### [Problem details]
What follows is a set of entries. Repeat them exactly, but not their pictures.

[Dataset entries]
========================================
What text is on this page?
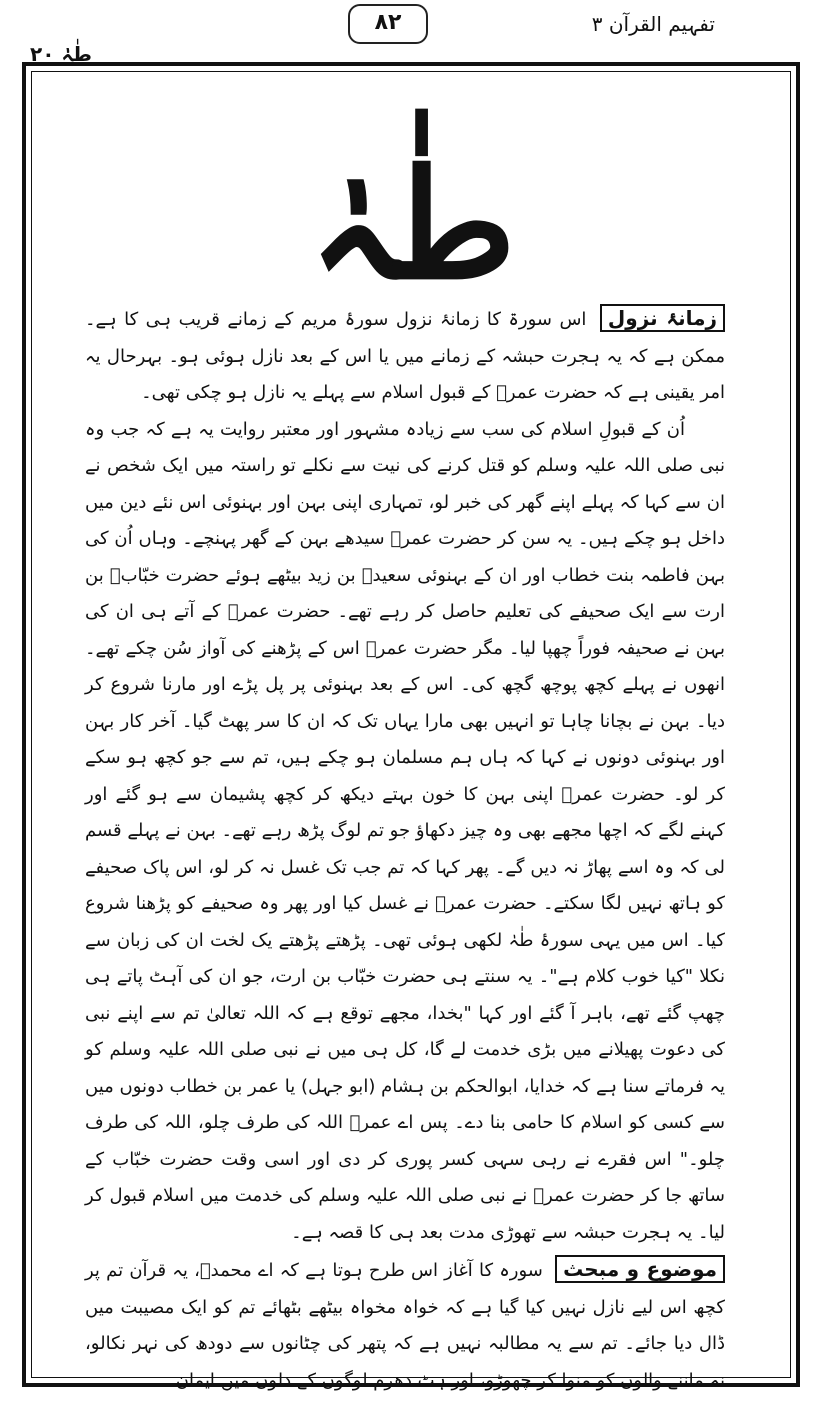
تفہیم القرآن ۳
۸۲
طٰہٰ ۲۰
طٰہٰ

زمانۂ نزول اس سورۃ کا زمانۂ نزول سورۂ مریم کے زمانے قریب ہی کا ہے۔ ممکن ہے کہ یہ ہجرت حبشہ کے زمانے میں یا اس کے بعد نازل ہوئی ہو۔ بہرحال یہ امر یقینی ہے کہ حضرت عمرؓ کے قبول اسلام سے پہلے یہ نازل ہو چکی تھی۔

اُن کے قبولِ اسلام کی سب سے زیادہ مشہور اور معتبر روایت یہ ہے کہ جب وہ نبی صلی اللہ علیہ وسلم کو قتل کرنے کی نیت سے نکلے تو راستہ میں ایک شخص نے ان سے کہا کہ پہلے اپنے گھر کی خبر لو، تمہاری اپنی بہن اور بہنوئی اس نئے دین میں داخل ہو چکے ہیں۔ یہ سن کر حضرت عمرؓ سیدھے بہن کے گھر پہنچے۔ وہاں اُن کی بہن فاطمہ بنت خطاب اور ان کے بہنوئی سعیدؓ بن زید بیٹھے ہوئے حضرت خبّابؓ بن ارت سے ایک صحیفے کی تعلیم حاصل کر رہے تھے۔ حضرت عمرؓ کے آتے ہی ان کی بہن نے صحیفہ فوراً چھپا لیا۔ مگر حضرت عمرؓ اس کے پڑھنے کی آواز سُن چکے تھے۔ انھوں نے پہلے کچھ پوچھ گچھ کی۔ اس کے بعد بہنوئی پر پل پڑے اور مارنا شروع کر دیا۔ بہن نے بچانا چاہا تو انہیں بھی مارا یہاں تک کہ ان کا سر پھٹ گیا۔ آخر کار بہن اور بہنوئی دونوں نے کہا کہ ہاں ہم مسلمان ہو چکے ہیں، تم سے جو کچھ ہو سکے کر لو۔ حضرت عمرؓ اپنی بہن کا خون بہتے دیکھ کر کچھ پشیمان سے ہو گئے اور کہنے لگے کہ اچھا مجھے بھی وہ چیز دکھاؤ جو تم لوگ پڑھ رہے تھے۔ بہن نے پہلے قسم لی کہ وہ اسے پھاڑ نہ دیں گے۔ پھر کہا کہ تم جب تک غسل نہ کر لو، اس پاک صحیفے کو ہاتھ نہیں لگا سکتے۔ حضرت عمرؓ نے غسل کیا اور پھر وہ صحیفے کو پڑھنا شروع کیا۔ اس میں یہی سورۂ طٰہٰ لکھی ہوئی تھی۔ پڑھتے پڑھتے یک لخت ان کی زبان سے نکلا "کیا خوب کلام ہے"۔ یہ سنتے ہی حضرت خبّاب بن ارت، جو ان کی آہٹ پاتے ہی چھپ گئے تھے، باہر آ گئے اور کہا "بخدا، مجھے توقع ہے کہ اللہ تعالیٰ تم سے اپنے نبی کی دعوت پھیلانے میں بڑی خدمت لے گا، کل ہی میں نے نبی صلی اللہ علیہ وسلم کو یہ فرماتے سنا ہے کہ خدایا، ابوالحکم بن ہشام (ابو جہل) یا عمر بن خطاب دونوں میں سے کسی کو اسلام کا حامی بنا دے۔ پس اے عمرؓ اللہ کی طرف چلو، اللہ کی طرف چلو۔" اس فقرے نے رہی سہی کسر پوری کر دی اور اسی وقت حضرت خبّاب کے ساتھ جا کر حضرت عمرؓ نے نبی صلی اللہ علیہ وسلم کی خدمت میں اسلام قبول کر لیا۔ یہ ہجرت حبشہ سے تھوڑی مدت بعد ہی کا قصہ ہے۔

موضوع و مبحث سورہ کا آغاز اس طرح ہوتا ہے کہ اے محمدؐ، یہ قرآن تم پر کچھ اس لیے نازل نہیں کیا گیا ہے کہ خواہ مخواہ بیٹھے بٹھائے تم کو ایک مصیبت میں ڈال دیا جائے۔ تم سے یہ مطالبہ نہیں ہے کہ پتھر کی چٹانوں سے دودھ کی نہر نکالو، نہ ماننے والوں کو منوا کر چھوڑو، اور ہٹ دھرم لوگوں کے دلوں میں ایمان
========================================
### [Answer to this task]
What text is on this page?
تفہیم القرآن ۳
۸۲
طٰہٰ ۲۰
طٰہٰ

زمانۂ نزول اس سورۃ کا زمانۂ نزول سورۂ مریم کے زمانے قریب ہی کا ہے۔ ممکن ہے کہ یہ ہجرت حبشہ کے زمانے میں یا اس کے بعد نازل ہوئی ہو۔ بہرحال یہ امر یقینی ہے کہ حضرت عمرؓ کے قبول اسلام سے پہلے یہ نازل ہو چکی تھی۔

اُن کے قبولِ اسلام کی سب سے زیادہ مشہور اور معتبر روایت یہ ہے کہ جب وہ نبی صلی اللہ علیہ وسلم کو قتل کرنے کی نیت سے نکلے تو راستہ میں ایک شخص نے ان سے کہا کہ پہلے اپنے گھر کی خبر لو، تمہاری اپنی بہن اور بہنوئی اس نئے دین میں داخل ہو چکے ہیں۔ یہ سن کر حضرت عمرؓ سیدھے بہن کے گھر پہنچے۔ وہاں اُن کی بہن فاطمہ بنت خطاب اور ان کے بہنوئی سعیدؓ بن زید بیٹھے ہوئے حضرت خبّابؓ بن ارت سے ایک صحیفے کی تعلیم حاصل کر رہے تھے۔ حضرت عمرؓ کے آتے ہی ان کی بہن نے صحیفہ فوراً چھپا لیا۔ مگر حضرت عمرؓ اس کے پڑھنے کی آواز سُن چکے تھے۔ انھوں نے پہلے کچھ پوچھ گچھ کی۔ اس کے بعد بہنوئی پر پل پڑے اور مارنا شروع کر دیا۔ بہن نے بچانا چاہا تو انہیں بھی مارا یہاں تک کہ ان کا سر پھٹ گیا۔ آخر کار بہن اور بہنوئی دونوں نے کہا کہ ہاں ہم مسلمان ہو چکے ہیں، تم سے جو کچھ ہو سکے کر لو۔ حضرت عمرؓ اپنی بہن کا خون بہتے دیکھ کر کچھ پشیمان سے ہو گئے اور کہنے لگے کہ اچھا مجھے بھی وہ چیز دکھاؤ جو تم لوگ پڑھ رہے تھے۔ بہن نے پہلے قسم لی کہ وہ اسے پھاڑ نہ دیں گے۔ پھر کہا کہ تم جب تک غسل نہ کر لو، اس پاک صحیفے کو ہاتھ نہیں لگا سکتے۔ حضرت عمرؓ نے غسل کیا اور پھر وہ صحیفے کو پڑھنا شروع کیا۔ اس میں یہی سورۂ طٰہٰ لکھی ہوئی تھی۔ پڑھتے پڑھتے یک لخت ان کی زبان سے نکلا "کیا خوب کلام ہے"۔ یہ سنتے ہی حضرت خبّاب بن ارت، جو ان کی آہٹ پاتے ہی چھپ گئے تھے، باہر آ گئے اور کہا "بخدا، مجھے توقع ہے کہ اللہ تعالیٰ تم سے اپنے نبی کی دعوت پھیلانے میں بڑی خدمت لے گا، کل ہی میں نے نبی صلی اللہ علیہ وسلم کو یہ فرماتے سنا ہے کہ خدایا، ابوالحکم بن ہشام (ابو جہل) یا عمر بن خطاب دونوں میں سے کسی کو اسلام کا حامی بنا دے۔ پس اے عمرؓ اللہ کی طرف چلو، اللہ کی طرف چلو۔" اس فقرے نے رہی سہی کسر پوری کر دی اور اسی وقت حضرت خبّاب کے ساتھ جا کر حضرت عمرؓ نے نبی صلی اللہ علیہ وسلم کی خدمت میں اسلام قبول کر لیا۔ یہ ہجرت حبشہ سے تھوڑی مدت بعد ہی کا قصہ ہے۔

موضوع و مبحث سورہ کا آغاز اس طرح ہوتا ہے کہ اے محمدؐ، یہ قرآن تم پر کچھ اس لیے نازل نہیں کیا گیا ہے کہ خواہ مخواہ بیٹھے بٹھائے تم کو ایک مصیبت میں ڈال دیا جائے۔ تم سے یہ مطالبہ نہیں ہے کہ پتھر کی چٹانوں سے دودھ کی نہر نکالو، نہ ماننے والوں کو منوا کر چھوڑو، اور ہٹ دھرم لوگوں کے دلوں میں ایمان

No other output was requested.